_Task to complete:_
Go through the data and copy every line exactly, but not the images.

_Stored records:_
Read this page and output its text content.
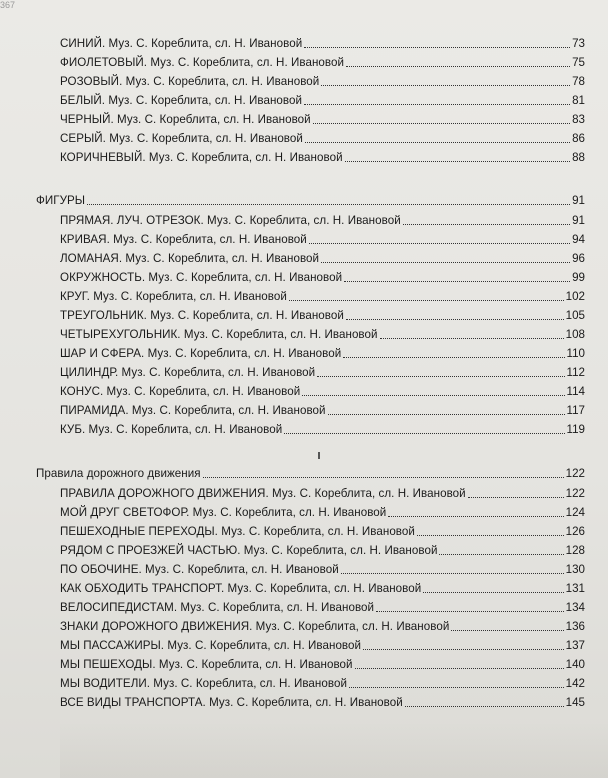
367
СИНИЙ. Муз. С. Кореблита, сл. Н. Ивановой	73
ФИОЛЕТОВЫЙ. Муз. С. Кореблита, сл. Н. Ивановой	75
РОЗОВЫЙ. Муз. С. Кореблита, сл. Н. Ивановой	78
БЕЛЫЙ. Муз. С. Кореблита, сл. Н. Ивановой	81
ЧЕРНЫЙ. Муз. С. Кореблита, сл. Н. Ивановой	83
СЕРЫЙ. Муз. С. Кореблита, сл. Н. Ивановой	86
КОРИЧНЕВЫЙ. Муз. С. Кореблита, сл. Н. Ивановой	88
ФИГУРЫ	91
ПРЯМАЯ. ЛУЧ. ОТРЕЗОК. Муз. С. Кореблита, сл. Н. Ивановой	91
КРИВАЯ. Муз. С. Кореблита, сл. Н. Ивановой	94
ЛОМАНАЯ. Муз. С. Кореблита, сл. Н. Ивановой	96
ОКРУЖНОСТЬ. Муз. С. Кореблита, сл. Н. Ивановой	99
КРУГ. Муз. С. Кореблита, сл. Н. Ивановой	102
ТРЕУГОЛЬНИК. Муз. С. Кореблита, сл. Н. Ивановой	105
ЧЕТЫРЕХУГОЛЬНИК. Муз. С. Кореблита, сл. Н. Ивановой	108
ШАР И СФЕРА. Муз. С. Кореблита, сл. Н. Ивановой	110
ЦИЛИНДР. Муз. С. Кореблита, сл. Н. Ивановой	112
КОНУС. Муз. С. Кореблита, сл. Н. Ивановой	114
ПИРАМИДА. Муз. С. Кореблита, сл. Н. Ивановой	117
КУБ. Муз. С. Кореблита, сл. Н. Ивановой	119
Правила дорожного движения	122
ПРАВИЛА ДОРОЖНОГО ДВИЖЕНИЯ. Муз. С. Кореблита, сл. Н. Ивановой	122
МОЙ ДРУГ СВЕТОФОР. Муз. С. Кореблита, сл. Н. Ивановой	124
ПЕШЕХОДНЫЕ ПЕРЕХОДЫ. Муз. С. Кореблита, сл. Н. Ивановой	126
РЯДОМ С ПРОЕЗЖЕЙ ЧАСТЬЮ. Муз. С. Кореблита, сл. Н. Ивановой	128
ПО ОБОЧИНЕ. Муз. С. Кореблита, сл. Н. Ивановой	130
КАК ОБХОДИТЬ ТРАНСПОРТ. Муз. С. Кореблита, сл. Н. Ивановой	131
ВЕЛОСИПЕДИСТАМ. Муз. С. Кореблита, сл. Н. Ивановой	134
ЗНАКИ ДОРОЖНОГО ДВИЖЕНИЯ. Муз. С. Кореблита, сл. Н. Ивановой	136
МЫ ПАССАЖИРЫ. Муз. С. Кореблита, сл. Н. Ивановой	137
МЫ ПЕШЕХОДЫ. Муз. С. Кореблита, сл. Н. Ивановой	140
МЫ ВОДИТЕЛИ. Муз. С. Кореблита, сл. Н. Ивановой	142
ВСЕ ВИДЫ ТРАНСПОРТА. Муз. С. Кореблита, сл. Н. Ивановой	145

_The output:_
Read this page and output its text content.
367
СИНИЙ. Муз. С. Кореблита, сл. Н. Ивановой	73
ФИОЛЕТОВЫЙ. Муз. С. Кореблита, сл. Н. Ивановой	75
РОЗОВЫЙ. Муз. С. Кореблита, сл. Н. Ивановой	78
БЕЛЫЙ. Муз. С. Кореблита, сл. Н. Ивановой	81
ЧЕРНЫЙ. Муз. С. Кореблита, сл. Н. Ивановой	83
СЕРЫЙ. Муз. С. Кореблита, сл. Н. Ивановой	86
КОРИЧНЕВЫЙ. Муз. С. Кореблита, сл. Н. Ивановой	88
ФИГУРЫ	91
ПРЯМАЯ. ЛУЧ. ОТРЕЗОК. Муз. С. Кореблита, сл. Н. Ивановой	91
КРИВАЯ. Муз. С. Кореблита, сл. Н. Ивановой	94
ЛОМАНАЯ. Муз. С. Кореблита, сл. Н. Ивановой	96
ОКРУЖНОСТЬ. Муз. С. Кореблита, сл. Н. Ивановой	99
КРУГ. Муз. С. Кореблита, сл. Н. Ивановой	102
ТРЕУГОЛЬНИК. Муз. С. Кореблита, сл. Н. Ивановой	105
ЧЕТЫРЕХУГОЛЬНИК. Муз. С. Кореблита, сл. Н. Ивановой	108
ШАР И СФЕРА. Муз. С. Кореблита, сл. Н. Ивановой	110
ЦИЛИНДР. Муз. С. Кореблита, сл. Н. Ивановой	112
КОНУС. Муз. С. Кореблита, сл. Н. Ивановой	114
ПИРАМИДА. Муз. С. Кореблита, сл. Н. Ивановой	117
КУБ. Муз. С. Кореблита, сл. Н. Ивановой	119
Правила дорожного движения	122
ПРАВИЛА ДОРОЖНОГО ДВИЖЕНИЯ. Муз. С. Кореблита, сл. Н. Ивановой	122
МОЙ ДРУГ СВЕТОФОР. Муз. С. Кореблита, сл. Н. Ивановой	124
ПЕШЕХОДНЫЕ ПЕРЕХОДЫ. Муз. С. Кореблита, сл. Н. Ивановой	126
РЯДОМ С ПРОЕЗЖЕЙ ЧАСТЬЮ. Муз. С. Кореблита, сл. Н. Ивановой	128
ПО ОБОЧИНЕ. Муз. С. Кореблита, сл. Н. Ивановой	130
КАК ОБХОДИТЬ ТРАНСПОРТ. Муз. С. Кореблита, сл. Н. Ивановой	131
ВЕЛОСИПЕДИСТАМ. Муз. С. Кореблита, сл. Н. Ивановой	134
ЗНАКИ ДОРОЖНОГО ДВИЖЕНИЯ. Муз. С. Кореблита, сл. Н. Ивановой	136
МЫ ПАССАЖИРЫ. Муз. С. Кореблита, сл. Н. Ивановой	137
МЫ ПЕШЕХОДЫ. Муз. С. Кореблита, сл. Н. Ивановой	140
МЫ ВОДИТЕЛИ. Муз. С. Кореблита, сл. Н. Ивановой	142
ВСЕ ВИДЫ ТРАНСПОРТА. Муз. С. Кореблита, сл. Н. Ивановой	145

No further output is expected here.